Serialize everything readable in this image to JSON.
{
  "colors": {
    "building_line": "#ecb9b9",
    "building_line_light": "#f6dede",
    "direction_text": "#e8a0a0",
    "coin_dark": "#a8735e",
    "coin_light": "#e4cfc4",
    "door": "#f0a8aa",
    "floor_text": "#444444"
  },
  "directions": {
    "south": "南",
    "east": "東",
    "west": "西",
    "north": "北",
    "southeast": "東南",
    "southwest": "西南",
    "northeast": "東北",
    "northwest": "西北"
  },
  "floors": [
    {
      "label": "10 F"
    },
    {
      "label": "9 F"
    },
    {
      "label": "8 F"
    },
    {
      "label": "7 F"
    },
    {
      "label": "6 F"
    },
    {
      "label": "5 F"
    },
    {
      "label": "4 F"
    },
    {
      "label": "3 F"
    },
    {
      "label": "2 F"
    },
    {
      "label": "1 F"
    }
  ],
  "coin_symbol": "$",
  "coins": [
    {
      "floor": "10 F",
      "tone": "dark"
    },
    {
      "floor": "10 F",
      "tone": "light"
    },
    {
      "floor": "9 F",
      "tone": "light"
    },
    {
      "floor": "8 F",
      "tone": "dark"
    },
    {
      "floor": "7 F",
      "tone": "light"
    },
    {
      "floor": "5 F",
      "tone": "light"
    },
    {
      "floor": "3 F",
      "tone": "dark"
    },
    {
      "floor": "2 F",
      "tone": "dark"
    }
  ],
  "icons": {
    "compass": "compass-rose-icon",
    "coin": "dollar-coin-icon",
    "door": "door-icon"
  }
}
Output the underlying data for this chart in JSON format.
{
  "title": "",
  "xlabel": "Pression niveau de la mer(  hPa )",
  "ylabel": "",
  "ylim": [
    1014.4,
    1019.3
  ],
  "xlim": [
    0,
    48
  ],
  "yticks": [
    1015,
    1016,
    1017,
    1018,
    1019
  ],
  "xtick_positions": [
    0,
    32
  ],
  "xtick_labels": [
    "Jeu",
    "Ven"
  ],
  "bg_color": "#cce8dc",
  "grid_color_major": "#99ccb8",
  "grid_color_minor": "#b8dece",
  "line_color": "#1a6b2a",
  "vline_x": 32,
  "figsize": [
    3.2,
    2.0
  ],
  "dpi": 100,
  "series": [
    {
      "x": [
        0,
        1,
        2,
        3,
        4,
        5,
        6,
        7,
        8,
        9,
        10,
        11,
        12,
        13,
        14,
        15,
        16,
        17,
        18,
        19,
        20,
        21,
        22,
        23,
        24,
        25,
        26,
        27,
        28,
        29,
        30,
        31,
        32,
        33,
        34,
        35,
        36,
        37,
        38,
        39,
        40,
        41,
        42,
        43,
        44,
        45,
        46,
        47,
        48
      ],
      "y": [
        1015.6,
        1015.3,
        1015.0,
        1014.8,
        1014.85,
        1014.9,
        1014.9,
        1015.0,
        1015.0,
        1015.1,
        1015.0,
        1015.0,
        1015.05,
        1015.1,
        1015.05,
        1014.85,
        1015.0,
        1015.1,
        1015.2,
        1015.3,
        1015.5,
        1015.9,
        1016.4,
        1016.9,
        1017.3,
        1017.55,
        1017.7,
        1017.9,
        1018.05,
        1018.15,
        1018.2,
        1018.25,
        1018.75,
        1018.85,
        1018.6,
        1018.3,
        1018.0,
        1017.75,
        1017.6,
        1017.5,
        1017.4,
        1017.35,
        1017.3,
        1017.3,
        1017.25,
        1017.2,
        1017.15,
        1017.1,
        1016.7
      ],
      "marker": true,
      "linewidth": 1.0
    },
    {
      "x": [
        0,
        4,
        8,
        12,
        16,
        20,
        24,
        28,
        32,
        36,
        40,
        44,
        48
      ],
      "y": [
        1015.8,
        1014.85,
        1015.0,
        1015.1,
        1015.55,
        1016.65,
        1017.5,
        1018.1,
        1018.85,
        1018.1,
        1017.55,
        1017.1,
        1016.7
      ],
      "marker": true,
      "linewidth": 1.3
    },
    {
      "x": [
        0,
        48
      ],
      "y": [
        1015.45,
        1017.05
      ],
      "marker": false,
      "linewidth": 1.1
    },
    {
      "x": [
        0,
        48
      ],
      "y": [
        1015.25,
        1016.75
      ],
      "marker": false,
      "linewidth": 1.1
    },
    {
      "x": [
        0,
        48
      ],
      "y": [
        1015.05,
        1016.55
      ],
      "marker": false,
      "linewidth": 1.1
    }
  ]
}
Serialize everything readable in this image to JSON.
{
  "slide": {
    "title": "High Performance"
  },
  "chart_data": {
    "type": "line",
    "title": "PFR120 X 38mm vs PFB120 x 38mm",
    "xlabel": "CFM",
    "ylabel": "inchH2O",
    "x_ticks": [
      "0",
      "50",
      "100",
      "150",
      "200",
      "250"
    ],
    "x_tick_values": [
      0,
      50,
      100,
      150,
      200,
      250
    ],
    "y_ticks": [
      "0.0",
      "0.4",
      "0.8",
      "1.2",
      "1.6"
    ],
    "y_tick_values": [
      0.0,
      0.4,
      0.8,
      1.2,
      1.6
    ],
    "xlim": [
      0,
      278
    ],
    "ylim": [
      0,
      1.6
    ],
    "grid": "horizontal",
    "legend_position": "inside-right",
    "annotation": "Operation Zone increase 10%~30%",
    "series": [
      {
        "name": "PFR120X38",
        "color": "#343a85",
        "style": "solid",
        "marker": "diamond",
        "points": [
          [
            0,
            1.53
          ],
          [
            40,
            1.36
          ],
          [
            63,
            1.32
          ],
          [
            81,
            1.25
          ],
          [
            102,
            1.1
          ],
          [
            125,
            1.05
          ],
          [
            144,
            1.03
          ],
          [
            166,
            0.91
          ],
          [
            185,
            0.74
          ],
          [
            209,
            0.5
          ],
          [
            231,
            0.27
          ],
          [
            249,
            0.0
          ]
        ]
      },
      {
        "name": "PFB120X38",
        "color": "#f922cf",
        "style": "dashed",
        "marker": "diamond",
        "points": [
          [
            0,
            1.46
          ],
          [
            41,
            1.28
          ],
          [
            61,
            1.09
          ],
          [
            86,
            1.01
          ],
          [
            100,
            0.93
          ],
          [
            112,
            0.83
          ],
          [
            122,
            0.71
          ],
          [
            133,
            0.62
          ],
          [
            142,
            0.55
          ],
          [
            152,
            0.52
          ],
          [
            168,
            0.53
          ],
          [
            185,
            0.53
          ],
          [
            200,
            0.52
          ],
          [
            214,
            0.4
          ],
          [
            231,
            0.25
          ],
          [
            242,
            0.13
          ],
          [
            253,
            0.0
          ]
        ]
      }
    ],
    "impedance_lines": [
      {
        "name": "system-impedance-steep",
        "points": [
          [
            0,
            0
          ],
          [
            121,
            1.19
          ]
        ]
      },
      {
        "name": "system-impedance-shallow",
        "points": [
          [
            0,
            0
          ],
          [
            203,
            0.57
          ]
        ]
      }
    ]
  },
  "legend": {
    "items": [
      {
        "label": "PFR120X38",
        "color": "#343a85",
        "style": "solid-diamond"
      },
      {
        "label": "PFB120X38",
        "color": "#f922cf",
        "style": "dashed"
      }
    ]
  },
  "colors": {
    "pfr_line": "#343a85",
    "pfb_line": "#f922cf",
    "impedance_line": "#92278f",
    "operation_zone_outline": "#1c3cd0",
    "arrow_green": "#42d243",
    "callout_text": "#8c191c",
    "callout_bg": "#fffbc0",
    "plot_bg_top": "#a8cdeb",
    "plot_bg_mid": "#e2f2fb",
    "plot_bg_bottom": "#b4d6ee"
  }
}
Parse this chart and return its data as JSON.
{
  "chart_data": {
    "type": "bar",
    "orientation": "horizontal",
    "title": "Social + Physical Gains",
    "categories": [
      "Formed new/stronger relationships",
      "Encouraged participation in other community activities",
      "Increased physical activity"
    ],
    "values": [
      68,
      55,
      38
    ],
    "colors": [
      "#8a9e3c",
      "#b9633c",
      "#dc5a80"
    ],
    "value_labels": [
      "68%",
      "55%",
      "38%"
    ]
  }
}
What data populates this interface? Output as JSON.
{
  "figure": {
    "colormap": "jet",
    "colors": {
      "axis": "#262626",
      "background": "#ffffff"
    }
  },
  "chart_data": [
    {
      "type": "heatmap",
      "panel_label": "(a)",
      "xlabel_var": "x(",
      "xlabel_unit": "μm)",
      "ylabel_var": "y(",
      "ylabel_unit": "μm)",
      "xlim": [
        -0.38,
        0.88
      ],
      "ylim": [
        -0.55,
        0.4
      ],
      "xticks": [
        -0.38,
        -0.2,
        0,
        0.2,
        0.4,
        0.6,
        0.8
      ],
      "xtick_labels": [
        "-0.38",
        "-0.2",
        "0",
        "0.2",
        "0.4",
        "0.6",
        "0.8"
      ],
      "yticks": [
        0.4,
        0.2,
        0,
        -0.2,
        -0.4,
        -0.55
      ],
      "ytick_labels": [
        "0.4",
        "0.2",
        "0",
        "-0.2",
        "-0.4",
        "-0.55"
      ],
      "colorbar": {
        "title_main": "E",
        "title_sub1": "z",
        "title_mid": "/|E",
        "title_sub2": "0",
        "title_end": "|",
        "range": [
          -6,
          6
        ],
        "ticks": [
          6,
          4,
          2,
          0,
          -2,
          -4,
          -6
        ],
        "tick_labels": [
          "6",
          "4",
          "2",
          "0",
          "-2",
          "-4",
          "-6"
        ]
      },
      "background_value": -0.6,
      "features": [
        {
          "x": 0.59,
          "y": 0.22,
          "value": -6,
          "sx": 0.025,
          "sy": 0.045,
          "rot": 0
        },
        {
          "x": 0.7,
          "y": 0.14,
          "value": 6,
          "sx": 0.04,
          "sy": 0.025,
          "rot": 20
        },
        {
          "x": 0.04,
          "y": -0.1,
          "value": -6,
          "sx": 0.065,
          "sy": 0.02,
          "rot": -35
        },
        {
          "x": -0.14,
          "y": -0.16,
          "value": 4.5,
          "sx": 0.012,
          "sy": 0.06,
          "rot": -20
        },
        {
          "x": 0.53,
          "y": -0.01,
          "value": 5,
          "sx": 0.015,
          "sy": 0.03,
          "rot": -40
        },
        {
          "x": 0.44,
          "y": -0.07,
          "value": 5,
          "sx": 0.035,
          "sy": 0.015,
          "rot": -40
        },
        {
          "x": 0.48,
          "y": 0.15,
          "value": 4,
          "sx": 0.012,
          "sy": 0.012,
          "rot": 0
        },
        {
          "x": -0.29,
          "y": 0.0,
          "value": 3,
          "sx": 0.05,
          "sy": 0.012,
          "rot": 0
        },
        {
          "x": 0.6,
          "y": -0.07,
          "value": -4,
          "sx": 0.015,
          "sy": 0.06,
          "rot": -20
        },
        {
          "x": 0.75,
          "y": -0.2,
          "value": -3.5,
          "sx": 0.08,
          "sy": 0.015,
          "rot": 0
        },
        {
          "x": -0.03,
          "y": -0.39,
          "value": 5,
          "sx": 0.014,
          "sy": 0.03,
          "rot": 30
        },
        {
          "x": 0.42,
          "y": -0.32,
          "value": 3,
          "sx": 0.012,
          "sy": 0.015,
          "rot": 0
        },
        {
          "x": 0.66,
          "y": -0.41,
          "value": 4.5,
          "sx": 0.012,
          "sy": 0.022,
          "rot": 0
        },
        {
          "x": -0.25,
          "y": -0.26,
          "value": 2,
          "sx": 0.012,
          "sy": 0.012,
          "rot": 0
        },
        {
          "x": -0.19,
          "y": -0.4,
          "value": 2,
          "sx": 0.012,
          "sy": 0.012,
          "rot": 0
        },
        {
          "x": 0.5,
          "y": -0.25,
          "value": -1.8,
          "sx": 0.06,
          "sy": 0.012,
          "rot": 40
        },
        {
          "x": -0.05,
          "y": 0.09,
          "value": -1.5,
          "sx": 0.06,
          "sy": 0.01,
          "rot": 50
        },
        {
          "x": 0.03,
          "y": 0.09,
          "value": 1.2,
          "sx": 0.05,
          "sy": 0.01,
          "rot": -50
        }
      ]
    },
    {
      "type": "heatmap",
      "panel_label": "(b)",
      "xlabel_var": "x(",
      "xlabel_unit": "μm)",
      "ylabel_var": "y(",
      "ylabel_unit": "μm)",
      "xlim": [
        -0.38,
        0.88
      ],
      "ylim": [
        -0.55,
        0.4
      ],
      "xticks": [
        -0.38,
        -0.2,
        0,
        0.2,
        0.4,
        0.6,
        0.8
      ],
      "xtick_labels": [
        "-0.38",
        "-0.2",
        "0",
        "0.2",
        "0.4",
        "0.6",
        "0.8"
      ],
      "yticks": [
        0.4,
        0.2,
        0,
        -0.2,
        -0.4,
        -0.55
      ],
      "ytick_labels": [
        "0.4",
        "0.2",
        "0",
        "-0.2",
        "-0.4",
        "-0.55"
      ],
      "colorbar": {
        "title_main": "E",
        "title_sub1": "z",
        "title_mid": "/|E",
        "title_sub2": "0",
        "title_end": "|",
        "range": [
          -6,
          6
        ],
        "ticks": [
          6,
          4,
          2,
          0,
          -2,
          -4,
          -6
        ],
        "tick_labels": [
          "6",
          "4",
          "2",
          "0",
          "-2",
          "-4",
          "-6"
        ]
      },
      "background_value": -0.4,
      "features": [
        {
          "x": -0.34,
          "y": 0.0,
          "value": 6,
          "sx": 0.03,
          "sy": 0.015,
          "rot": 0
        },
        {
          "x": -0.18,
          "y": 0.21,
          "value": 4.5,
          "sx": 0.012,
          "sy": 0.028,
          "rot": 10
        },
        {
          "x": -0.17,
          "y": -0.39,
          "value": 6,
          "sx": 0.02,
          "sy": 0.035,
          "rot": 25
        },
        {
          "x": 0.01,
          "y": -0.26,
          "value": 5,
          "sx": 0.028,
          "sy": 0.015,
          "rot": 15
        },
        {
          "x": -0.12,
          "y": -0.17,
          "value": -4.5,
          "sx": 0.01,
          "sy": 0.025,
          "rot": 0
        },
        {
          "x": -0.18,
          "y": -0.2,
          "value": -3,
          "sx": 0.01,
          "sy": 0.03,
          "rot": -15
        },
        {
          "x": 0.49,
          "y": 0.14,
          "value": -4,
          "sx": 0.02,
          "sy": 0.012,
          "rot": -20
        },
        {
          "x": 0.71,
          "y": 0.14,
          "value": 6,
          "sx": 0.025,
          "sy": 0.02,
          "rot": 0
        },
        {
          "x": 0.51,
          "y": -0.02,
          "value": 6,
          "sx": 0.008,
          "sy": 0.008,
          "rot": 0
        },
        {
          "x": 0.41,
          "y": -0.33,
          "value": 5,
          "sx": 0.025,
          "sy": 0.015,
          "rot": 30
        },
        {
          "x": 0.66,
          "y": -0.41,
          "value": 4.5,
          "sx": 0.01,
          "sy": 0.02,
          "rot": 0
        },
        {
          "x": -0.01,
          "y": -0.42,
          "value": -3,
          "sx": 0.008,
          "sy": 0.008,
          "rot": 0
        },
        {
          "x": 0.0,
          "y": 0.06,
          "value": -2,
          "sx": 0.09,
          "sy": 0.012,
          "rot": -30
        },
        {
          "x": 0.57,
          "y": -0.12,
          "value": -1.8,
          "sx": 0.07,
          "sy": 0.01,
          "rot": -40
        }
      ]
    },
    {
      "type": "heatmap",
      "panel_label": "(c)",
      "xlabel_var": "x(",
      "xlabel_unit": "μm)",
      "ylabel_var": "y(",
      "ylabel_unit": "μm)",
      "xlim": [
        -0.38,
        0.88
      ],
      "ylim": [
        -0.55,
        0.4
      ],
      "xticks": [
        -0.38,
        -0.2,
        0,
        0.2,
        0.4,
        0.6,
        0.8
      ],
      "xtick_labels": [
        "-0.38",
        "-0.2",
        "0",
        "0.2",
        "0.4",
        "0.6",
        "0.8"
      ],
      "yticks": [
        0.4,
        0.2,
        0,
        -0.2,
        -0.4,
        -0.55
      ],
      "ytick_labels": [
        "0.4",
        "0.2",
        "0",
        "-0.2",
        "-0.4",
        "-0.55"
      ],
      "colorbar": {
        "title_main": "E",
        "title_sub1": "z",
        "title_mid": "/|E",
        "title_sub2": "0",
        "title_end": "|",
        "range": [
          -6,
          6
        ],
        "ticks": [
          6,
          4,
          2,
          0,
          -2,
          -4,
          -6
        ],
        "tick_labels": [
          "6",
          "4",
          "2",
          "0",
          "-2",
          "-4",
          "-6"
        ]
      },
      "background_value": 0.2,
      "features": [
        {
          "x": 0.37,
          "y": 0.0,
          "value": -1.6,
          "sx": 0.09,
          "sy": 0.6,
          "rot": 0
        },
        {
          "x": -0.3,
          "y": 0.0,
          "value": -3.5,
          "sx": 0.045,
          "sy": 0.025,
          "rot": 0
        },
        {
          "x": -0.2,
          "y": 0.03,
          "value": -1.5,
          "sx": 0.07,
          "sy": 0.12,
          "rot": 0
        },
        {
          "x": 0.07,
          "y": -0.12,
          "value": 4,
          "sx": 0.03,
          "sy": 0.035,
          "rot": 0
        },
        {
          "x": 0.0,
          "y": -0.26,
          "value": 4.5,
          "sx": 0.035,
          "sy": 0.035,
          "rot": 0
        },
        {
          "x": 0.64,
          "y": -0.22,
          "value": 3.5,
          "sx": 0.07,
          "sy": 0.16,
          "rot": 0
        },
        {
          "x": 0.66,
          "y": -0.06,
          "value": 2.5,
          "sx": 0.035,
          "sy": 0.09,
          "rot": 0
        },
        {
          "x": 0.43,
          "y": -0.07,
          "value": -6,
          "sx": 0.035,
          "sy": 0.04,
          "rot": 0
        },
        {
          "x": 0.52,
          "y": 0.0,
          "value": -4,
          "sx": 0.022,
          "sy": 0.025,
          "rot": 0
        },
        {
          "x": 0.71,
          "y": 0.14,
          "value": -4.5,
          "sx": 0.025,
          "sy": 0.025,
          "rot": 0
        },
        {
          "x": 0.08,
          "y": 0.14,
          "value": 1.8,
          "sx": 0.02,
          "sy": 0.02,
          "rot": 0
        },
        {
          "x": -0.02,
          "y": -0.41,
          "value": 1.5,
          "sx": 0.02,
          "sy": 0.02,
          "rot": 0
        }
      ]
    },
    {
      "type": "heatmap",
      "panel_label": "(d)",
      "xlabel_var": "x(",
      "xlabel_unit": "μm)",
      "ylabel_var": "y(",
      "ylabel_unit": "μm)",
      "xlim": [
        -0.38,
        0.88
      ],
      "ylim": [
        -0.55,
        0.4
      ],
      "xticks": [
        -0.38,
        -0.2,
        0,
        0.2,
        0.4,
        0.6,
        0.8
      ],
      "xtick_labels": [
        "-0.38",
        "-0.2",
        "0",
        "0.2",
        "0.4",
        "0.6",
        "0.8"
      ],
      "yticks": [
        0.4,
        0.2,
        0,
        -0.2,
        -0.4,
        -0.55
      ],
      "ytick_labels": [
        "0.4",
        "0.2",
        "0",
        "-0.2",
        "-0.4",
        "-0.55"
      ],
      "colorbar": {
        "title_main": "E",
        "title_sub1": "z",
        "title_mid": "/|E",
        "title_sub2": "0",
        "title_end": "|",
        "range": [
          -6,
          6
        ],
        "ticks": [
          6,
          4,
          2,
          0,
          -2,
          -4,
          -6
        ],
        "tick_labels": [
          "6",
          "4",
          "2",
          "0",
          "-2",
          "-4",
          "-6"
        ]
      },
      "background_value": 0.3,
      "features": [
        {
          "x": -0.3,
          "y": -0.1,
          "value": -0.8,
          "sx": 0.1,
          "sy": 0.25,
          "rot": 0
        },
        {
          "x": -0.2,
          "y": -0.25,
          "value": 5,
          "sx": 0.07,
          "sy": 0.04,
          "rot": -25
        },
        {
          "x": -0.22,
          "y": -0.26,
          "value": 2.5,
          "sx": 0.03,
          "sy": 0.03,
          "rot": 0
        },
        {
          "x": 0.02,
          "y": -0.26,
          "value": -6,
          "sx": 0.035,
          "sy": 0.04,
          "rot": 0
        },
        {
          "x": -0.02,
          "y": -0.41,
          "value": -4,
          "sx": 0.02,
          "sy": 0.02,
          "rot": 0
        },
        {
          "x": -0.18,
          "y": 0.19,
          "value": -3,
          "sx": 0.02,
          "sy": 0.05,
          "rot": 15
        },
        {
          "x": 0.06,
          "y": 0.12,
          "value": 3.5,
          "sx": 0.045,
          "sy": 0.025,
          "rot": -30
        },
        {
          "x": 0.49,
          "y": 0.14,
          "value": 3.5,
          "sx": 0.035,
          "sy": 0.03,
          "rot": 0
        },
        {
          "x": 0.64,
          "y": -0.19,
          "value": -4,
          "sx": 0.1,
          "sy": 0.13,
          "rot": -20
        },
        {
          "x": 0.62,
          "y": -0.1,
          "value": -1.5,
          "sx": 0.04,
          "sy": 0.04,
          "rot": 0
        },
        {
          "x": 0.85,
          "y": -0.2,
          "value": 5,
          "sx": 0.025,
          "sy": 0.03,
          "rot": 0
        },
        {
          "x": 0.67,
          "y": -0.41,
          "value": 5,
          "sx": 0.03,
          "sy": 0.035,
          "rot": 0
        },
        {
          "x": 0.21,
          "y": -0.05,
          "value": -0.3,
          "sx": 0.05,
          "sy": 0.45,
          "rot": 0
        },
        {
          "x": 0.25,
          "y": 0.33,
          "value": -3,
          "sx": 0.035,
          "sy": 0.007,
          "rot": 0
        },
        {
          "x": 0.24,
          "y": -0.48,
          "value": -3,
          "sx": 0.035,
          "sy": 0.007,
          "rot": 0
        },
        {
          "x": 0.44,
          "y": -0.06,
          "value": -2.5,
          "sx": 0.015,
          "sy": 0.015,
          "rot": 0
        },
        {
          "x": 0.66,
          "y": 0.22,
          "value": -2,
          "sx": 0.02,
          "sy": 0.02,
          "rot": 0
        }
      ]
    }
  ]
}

What you are asked to do –
Check each line of the records for the word "style" and extract those that contain it.

Final result –
        "style": "solid",
        "style": "dashed",
        "style": "solid-diamond"
        "style": "dashed"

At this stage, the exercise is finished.